* BEGIN DATA PROVIDED *

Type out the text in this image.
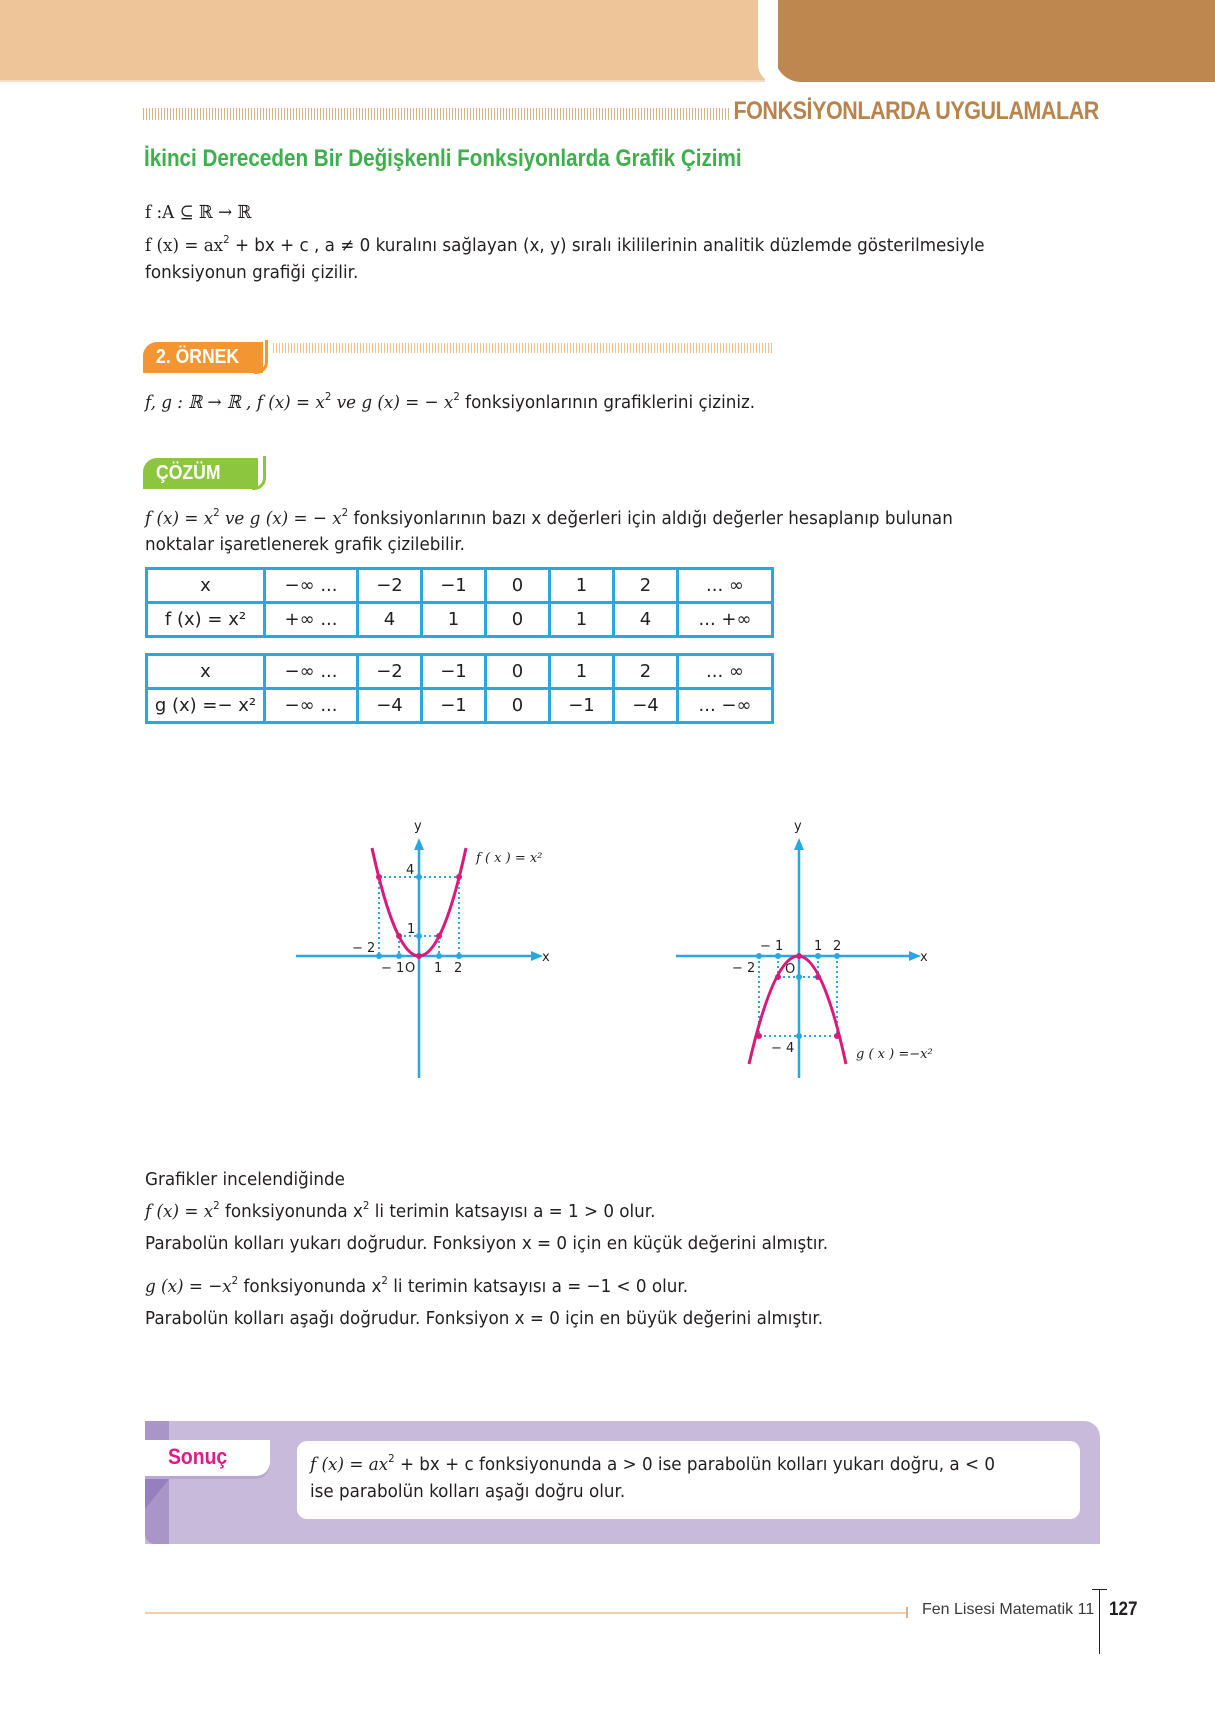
FONKSİYONLARDA UYGULAMALAR
İkinci Dereceden Bir Değişkenli Fonksiyonlarda Grafik Çizimi
f :A ⊆ ℝ → ℝ
f $(x) = ax^2$ + bx + c , a ≠ 0 kuralını sağlayan (x, y) sıralı ikililerinin analitik düzlemde gösterilmesiyle
fonksiyonun grafiği çizilir.
2. ÖRNEK
f, g : ℝ → ℝ , f $(x) = x^2$ ve g (x) = − $x^2$ fonksiyonlarının grafiklerini çiziniz.
ÇÖZÜM
f $(x) = x^2$ ve g (x) = − $x^2$ fonksiyonlarının bazı x değerleri için aldığı değerler hesaplanıp bulunan
noktalar işaretlenerek grafik çizilebilir.
x	−∞ ...	−2	−1	0	1	2	... ∞
f (x) = x²	+∞ ...	4	1	0	1	4	... +∞
x	−∞ ...	−2	−1	0	1	2	... ∞
g (x) =− x²	−∞ ...	−4	−1	0	−1	−4	... −∞
y
x
4
1
− 2
− 1 O 1 2
f ( x ) = x²
y
x
− 1
− 2 O
1 2
− 4	g ( x ) =−x²
Grafikler incelendiğinde
f $(x) = x^2$ fonksiyonunda $x^2$ li terimin katsayısı a = 1 > 0 olur.
Parabolün kolları yukarı doğrudur. Fonksiyon x = 0 için en küçük değerini almıştır.
g $(x) = -x^2$ fonksiyonunda $x^2$ li terimin katsayısı a = −1 < 0 olur.
Parabolün kolları aşağı doğrudur. Fonksiyon x = 0 için en büyük değerini almıştır.
Sonuç	f $(x) = ax^2$ + bx + c fonksiyonunda a > 0 ise parabolün kolları yukarı doğru, a < 0
ise parabolün kolları aşağı doğru olur.
Fen Lisesi Matematik 11 127
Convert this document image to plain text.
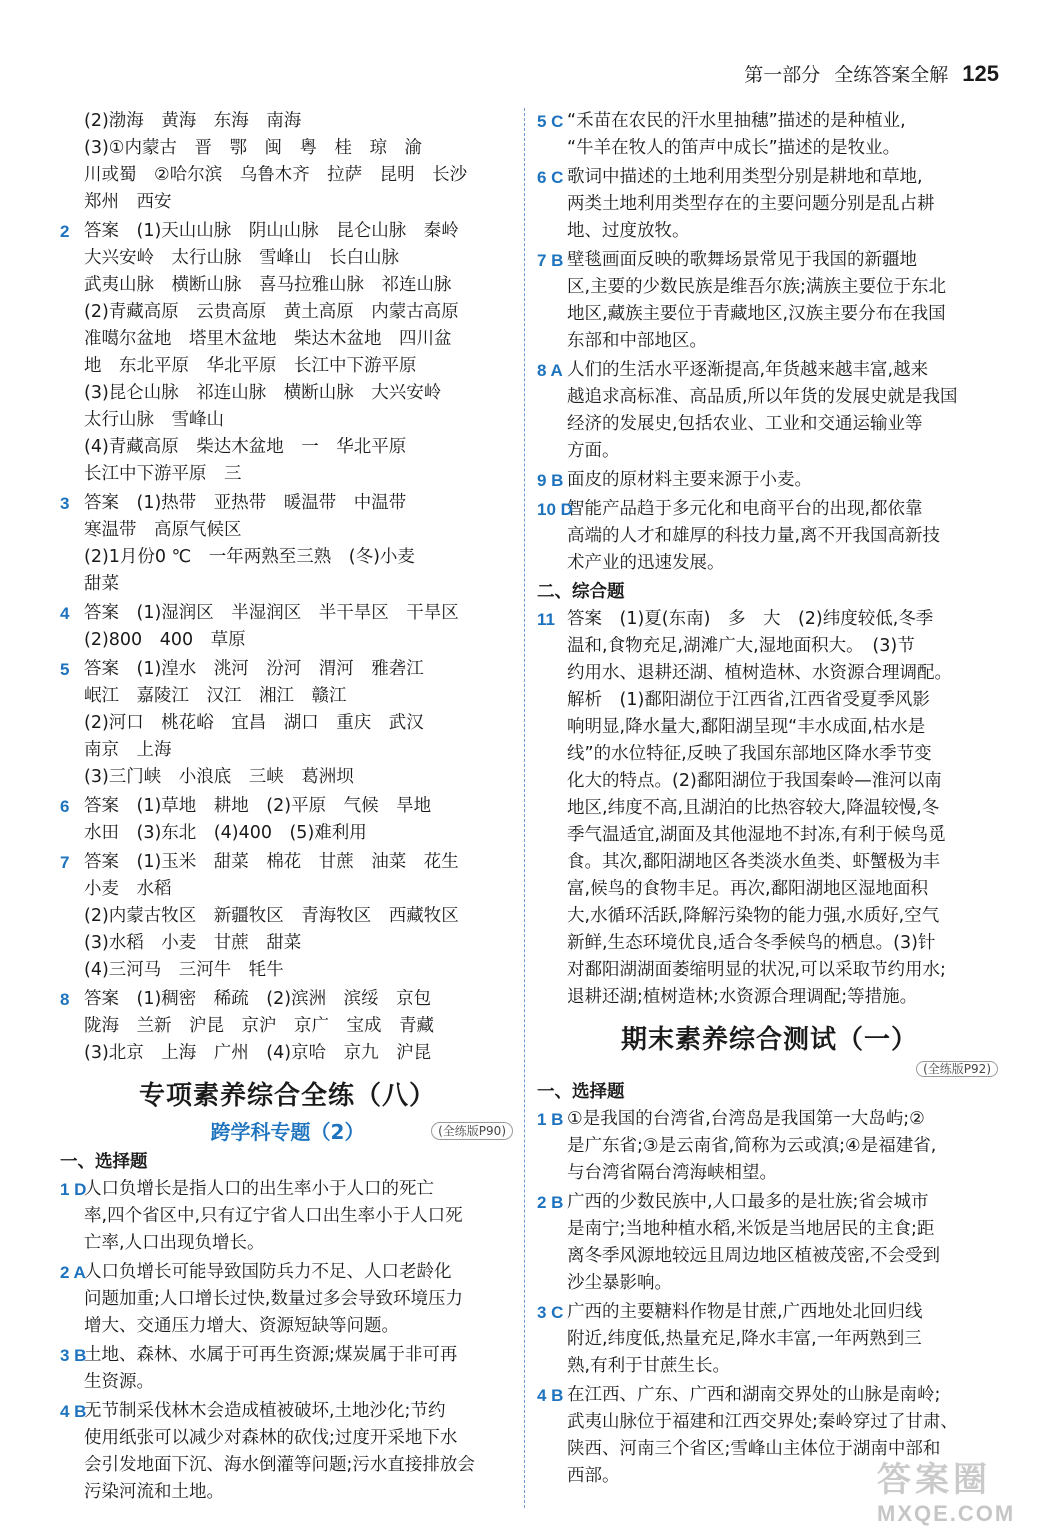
第一部分 全练答案全解 125
(2)渤海　黄海　东海　南海
(3)①内蒙古　晋　鄂　闽　粤　桂　琼　渝
川或蜀　②哈尔滨　乌鲁木齐　拉萨　昆明　长沙
郑州　西安
2 答案　(1)天山山脉　阴山山脉　昆仑山脉　秦岭
大兴安岭　太行山脉　雪峰山　长白山脉
武夷山脉　横断山脉　喜马拉雅山脉　祁连山脉
(2)青藏高原　云贵高原　黄土高原　内蒙古高原
准噶尔盆地　塔里木盆地　柴达木盆地　四川盆
地　东北平原　华北平原　长江中下游平原
(3)昆仑山脉　祁连山脉　横断山脉　大兴安岭
太行山脉　雪峰山
(4)青藏高原　柴达木盆地　一　华北平原
长江中下游平原　三
3 答案　(1)热带　亚热带　暖温带　中温带
寒温带　高原气候区
(2)1月份0 ℃　一年两熟至三熟　(冬)小麦
甜菜
4 答案　(1)湿润区　半湿润区　半干旱区　干旱区
(2)800　400　草原
5 答案　(1)湟水　洮河　汾河　渭河　雅砻江
岷江　嘉陵江　汉江　湘江　赣江
(2)河口　桃花峪　宜昌　湖口　重庆　武汉
南京　上海
(3)三门峡　小浪底　三峡　葛洲坝
6 答案　(1)草地　耕地　(2)平原　气候　旱地
水田　(3)东北　(4)400　(5)难利用
7 答案　(1)玉米　甜菜　棉花　甘蔗　油菜　花生
小麦　水稻
(2)内蒙古牧区　新疆牧区　青海牧区　西藏牧区
(3)水稻　小麦　甘蔗　甜菜
(4)三河马　三河牛　牦牛
8 答案　(1)稠密　稀疏　(2)滨洲　滨绥　京包
陇海　兰新　沪昆　京沪　京广　宝成　青藏
(3)北京　上海　广州　(4)京哈　京九　沪昆
专项素养综合全练（八）
跨学科专题（2）	(全练版P90)
一、选择题
1 D
人口负增长是指人口的出生率小于人口的死亡
率,四个省区中,只有辽宁省人口出生率小于人口死
亡率,人口出现负增长。
2 A
人口负增长可能导致国防兵力不足、人口老龄化
问题加重;人口增长过快,数量过多会导致环境压力
增大、交通压力增大、资源短缺等问题。
3 B
土地、森林、水属于可再生资源;煤炭属于非可再
生资源。
4 B
无节制采伐林木会造成植被破坏,土地沙化;节约
使用纸张可以减少对森林的砍伐;过度开采地下水
会引发地面下沉、海水倒灌等问题;污水直接排放会
污染河流和土地。
5 C “禾苗在农民的汗水里抽穗”描述的是种植业,
“牛羊在牧人的笛声中成长”描述的是牧业。
6 C 歌词中描述的土地利用类型分别是耕地和草地,
两类土地利用类型存在的主要问题分别是乱占耕
地、过度放牧。
7 B 壁毯画面反映的歌舞场景常见于我国的新疆地
区,主要的少数民族是维吾尔族;满族主要位于东北
地区,藏族主要位于青藏地区,汉族主要分布在我国
东部和中部地区。
8 A 人们的生活水平逐渐提高,年货越来越丰富,越来
越追求高标准、高品质,所以年货的发展史就是我国
经济的发展史,包括农业、工业和交通运输业等
方面。
9 B 面皮的原材料主要来源于小麦。
10 D
智能产品趋于多元化和电商平台的出现,都依靠
高端的人才和雄厚的科技力量,离不开我国高新技
术产业的迅速发展。
二、综合题
11 答案　(1)夏(东南)　多　大　(2)纬度较低,冬季
温和,食物充足,湖滩广大,湿地面积大。　(3)节
约用水、退耕还湖、植树造林、水资源合理调配。
解析　(1)鄱阳湖位于江西省,江西省受夏季风影
响明显,降水量大,鄱阳湖呈现“丰水成面,枯水是
线”的水位特征,反映了我国东部地区降水季节变
化大的特点。(2)鄱阳湖位于我国秦岭—淮河以南
地区,纬度不高,且湖泊的比热容较大,降温较慢,冬
季气温适宜,湖面及其他湿地不封冻,有利于候鸟觅
食。其次,鄱阳湖地区各类淡水鱼类、虾蟹极为丰
富,候鸟的食物丰足。再次,鄱阳湖地区湿地面积
大,水循环活跃,降解污染物的能力强,水质好,空气
新鲜,生态环境优良,适合冬季候鸟的栖息。(3)针
对鄱阳湖湖面萎缩明显的状况,可以采取节约用水;
退耕还湖;植树造林;水资源合理调配;等措施。
期末素养综合测试（一）
(全练版P92)
一、选择题
1 B ①是我国的台湾省,台湾岛是我国第一大岛屿;②
是广东省;③是云南省,简称为云或滇;④是福建省,
与台湾省隔台湾海峡相望。
2 B 广西的少数民族中,人口最多的是壮族;省会城市
是南宁;当地种植水稻,米饭是当地居民的主食;距
离冬季风源地较远且周边地区植被茂密,不会受到
沙尘暴影响。
3 C 广西的主要糖料作物是甘蔗,广西地处北回归线
附近,纬度低,热量充足,降水丰富,一年两熟到三
熟,有利于甘蔗生长。
4 B 在江西、广东、广西和湖南交界处的山脉是南岭;
武夷山脉位于福建和江西交界处;秦岭穿过了甘肃、
陕西、河南三个省区;雪峰山主体位于湖南中部和
西部。	答案圈
MXQE.COM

* END DATA PROVIDED *

> _WORK TO DO_: Copy every line that contains the string "text".

> _FINISHED EXERCISE_:
Type out the text in this image.
Convert this document image to plain text.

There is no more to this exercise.